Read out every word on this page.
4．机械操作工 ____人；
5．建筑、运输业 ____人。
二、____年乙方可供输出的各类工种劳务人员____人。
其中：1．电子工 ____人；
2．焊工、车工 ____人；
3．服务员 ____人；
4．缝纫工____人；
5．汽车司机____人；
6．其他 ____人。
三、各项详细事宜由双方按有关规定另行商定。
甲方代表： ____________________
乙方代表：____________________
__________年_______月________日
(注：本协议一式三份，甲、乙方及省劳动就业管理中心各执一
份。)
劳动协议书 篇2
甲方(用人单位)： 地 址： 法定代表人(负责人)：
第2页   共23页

--

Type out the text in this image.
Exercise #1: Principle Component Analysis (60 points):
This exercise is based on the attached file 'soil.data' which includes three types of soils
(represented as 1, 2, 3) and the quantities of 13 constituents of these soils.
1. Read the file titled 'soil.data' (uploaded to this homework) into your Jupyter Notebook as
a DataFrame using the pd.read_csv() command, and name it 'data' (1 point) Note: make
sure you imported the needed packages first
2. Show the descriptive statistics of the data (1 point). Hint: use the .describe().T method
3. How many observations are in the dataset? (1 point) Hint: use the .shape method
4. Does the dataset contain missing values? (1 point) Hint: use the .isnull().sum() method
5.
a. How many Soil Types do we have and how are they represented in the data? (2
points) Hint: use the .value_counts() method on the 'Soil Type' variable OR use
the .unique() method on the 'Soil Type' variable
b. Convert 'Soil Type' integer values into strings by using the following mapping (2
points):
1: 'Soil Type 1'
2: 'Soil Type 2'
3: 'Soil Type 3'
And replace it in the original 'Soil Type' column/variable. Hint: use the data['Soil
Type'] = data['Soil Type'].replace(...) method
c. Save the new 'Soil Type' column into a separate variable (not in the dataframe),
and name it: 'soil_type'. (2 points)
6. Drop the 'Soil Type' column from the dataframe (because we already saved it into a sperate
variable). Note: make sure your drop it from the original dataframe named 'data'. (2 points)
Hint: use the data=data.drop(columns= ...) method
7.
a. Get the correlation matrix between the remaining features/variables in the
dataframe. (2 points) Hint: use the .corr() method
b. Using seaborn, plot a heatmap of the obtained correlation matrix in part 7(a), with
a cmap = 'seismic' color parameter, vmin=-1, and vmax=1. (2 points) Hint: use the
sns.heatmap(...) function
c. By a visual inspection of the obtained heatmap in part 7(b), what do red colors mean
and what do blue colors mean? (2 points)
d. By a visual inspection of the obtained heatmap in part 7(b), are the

■ WHAT IS NEEDED: Search the records for the word "dataset", then list every line that has it.

■ EXPECTED OUTPUT:
3. How many observations are in the dataset? (1 point) Hint: use the .shape method
4. Does the dataset contain missing values? (1 point) Hint: use the .isnull().sum() method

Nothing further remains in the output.